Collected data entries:
^^^^^^^^

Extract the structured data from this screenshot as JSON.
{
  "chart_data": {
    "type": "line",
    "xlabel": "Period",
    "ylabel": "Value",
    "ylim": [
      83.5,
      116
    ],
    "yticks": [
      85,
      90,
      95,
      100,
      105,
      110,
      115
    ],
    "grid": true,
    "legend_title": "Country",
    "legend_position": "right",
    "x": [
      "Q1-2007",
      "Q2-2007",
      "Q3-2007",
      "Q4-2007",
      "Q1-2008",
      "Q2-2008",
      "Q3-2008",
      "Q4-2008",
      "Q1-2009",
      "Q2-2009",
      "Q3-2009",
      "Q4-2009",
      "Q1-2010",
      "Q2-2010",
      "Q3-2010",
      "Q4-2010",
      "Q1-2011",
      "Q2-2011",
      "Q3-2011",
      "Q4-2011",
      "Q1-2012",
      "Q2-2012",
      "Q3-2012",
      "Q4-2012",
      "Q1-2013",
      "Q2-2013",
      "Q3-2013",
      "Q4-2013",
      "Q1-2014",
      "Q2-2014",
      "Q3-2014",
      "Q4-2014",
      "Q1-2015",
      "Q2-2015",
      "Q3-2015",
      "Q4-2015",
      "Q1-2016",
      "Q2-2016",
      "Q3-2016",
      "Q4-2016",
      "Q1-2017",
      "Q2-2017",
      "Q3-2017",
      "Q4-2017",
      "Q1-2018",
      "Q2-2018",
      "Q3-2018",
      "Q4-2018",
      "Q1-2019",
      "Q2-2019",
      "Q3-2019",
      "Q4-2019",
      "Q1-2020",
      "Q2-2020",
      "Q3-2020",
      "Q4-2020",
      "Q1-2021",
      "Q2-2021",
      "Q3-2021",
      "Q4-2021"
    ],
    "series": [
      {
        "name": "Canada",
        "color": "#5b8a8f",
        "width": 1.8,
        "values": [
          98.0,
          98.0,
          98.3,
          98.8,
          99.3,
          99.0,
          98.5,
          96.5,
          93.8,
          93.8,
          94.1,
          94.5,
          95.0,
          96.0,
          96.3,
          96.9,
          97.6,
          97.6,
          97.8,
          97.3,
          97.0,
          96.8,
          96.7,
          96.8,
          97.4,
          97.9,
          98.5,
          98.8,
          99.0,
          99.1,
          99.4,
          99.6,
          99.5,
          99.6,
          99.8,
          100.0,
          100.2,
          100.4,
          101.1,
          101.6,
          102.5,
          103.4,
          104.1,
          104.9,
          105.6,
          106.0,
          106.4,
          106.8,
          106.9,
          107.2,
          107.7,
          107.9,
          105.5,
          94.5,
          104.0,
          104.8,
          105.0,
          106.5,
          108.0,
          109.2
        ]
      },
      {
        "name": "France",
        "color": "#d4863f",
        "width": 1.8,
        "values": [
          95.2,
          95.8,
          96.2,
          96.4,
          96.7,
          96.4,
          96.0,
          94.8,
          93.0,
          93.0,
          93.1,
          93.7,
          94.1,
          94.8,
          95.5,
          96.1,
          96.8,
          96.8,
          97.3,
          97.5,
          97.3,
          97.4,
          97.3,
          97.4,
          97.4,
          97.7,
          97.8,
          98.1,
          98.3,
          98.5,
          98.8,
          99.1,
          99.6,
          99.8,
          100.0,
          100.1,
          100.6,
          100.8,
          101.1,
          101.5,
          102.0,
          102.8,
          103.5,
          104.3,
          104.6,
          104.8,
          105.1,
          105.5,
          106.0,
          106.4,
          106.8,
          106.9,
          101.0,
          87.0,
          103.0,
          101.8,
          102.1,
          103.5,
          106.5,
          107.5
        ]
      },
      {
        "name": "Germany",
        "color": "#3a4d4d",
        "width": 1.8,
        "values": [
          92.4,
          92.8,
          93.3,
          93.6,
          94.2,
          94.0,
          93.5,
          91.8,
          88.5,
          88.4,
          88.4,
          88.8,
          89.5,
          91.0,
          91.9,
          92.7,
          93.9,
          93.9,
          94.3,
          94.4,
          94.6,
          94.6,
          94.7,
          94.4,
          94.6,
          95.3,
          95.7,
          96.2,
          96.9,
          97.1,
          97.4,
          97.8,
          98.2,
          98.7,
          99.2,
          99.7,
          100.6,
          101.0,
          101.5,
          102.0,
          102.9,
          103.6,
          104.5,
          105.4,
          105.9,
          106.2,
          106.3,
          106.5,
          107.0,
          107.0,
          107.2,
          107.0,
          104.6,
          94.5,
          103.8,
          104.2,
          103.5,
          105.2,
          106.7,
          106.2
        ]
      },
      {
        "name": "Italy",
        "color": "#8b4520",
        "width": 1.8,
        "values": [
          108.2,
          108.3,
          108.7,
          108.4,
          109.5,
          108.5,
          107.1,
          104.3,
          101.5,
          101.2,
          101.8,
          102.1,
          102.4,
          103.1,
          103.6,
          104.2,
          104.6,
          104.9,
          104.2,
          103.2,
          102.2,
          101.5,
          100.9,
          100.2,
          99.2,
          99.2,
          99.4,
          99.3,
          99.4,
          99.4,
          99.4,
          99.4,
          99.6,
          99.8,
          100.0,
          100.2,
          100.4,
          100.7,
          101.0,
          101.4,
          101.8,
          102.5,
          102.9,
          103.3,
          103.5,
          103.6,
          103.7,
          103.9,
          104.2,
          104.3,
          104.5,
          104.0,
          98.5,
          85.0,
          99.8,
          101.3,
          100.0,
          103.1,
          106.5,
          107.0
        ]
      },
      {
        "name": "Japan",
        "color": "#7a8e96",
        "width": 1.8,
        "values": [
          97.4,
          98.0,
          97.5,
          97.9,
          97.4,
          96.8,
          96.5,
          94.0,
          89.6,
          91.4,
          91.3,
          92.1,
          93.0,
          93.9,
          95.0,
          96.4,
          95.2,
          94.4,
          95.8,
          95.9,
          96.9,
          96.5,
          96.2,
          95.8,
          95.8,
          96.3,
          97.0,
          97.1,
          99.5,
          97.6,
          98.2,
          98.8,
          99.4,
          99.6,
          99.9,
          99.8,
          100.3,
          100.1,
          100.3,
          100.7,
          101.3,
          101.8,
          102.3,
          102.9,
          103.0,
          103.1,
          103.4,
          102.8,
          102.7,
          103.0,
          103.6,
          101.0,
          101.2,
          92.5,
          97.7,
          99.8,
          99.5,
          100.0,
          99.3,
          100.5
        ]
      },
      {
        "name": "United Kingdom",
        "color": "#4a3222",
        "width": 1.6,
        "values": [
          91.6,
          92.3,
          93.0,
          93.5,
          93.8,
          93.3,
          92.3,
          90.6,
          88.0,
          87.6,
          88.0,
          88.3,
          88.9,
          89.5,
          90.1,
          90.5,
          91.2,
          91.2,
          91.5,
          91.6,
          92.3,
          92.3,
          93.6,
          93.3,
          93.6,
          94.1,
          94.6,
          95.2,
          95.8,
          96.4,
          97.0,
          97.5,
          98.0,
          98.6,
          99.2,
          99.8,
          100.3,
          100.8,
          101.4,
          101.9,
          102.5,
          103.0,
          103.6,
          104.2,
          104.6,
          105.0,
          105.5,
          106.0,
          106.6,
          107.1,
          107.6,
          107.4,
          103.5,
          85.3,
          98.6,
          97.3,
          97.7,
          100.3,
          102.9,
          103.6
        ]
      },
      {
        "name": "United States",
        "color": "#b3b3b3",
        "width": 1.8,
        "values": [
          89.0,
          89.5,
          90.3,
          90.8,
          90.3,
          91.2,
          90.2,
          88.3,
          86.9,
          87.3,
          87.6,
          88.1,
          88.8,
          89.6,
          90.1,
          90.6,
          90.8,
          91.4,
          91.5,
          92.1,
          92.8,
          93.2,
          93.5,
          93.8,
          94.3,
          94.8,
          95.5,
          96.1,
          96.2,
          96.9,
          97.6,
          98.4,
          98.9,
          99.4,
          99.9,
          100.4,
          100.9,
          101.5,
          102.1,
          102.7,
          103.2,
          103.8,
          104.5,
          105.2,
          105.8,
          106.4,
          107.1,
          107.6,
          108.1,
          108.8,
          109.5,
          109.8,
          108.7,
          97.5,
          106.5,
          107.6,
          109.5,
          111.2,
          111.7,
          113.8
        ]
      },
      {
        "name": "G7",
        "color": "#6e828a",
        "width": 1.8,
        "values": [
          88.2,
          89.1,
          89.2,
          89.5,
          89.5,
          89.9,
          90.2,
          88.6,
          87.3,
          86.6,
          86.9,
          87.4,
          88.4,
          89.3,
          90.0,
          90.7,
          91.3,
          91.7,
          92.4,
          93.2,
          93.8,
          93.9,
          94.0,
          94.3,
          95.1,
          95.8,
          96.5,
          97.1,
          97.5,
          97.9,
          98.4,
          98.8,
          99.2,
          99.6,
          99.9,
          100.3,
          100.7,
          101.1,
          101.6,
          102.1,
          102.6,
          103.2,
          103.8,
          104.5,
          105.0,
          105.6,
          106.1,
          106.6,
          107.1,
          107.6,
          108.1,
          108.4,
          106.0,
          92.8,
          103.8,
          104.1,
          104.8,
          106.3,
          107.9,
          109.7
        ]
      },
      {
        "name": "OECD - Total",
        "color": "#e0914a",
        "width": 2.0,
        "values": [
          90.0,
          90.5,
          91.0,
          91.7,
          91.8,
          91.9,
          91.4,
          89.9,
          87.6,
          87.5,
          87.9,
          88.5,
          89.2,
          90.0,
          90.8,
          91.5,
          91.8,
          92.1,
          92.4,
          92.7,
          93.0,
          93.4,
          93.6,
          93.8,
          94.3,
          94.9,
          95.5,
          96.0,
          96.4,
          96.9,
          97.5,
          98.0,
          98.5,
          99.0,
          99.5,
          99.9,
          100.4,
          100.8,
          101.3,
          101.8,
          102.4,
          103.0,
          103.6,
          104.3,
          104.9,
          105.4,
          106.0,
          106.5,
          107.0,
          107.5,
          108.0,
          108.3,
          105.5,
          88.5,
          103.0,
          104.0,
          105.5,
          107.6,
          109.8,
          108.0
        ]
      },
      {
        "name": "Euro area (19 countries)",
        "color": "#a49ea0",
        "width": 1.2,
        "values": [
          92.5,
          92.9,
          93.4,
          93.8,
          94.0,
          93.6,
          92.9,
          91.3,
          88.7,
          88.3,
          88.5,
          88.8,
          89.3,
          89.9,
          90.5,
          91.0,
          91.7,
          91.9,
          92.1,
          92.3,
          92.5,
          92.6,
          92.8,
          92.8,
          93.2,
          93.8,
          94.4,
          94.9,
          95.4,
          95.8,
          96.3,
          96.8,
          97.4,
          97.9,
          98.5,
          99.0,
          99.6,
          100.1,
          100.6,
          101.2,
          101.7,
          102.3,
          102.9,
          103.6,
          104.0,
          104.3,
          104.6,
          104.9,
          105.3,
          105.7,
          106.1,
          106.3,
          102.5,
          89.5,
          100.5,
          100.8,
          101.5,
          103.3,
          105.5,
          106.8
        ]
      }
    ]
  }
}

^^^^^^^^

[PROBLEM TO WORK ON]
Which lines in the listing above hold the word "color"? Show each of them.

[RESPONSE TO THE TASK]
        "color": "#5b8a8f",
        "color": "#d4863f",
        "color": "#3a4d4d",
        "color": "#8b4520",
        "color": "#7a8e96",
        "color": "#4a3222",
        "color": "#b3b3b3",
        "color": "#6e828a",
        "color": "#e0914a",
        "color": "#a49ea0",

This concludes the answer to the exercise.